Short problem
Copy the material that follows word for word and omit its pictures.

--- begin Record set ---

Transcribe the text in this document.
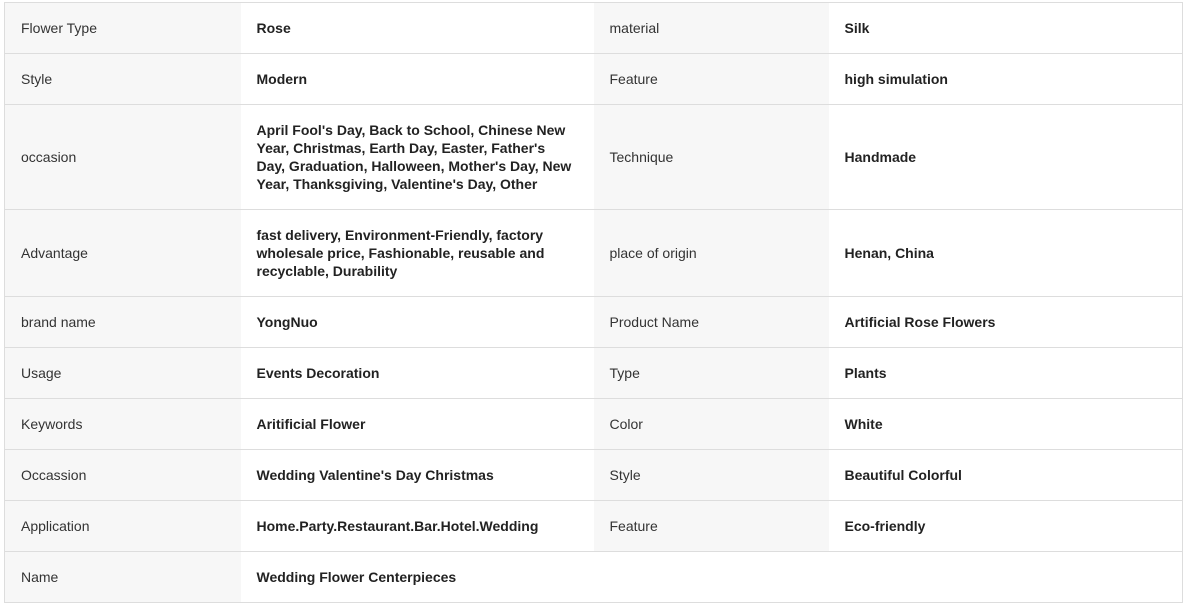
Flower Type	Rose	material	Silk
Style	Modern	Feature	high simulation
occasion	April Fool's Day, Back to School, Chinese New Year, Christmas, Earth Day, Easter, Father's Day, Graduation, Halloween, Mother's Day, New Year, Thanksgiving, Valentine's Day, Other	Technique	Handmade
Advantage	fast delivery, Environment-Friendly, factory wholesale price, Fashionable, reusable and recyclable, Durability	place of origin	Henan, China
brand name	YongNuo	Product Name	Artificial Rose Flowers
Usage	Events Decoration	Type	Plants
Keywords	Aritificial Flower	Color	White
Occassion	Wedding Valentine's Day Christmas	Style	Beautiful Colorful
Application	Home.Party.Restaurant.Bar.Hotel.Wedding	Feature	Eco-friendly
Name	Wedding Flower Centerpieces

--- end Record set ---

Reply
Transcribe the text in this document.
Flower Type	Rose	material	Silk
Style	Modern	Feature	high simulation
occasion	April Fool's Day, Back to School, Chinese New Year, Christmas, Earth Day, Easter, Father's Day, Graduation, Halloween, Mother's Day, New Year, Thanksgiving, Valentine's Day, Other	Technique	Handmade
Advantage	fast delivery, Environment-Friendly, factory wholesale price, Fashionable, reusable and recyclable, Durability	place of origin	Henan, China
brand name	YongNuo	Product Name	Artificial Rose Flowers
Usage	Events Decoration	Type	Plants
Keywords	Aritificial Flower	Color	White
Occassion	Wedding Valentine's Day Christmas	Style	Beautiful Colorful
Application	Home.Party.Restaurant.Bar.Hotel.Wedding	Feature	Eco-friendly
Name	Wedding Flower Centerpieces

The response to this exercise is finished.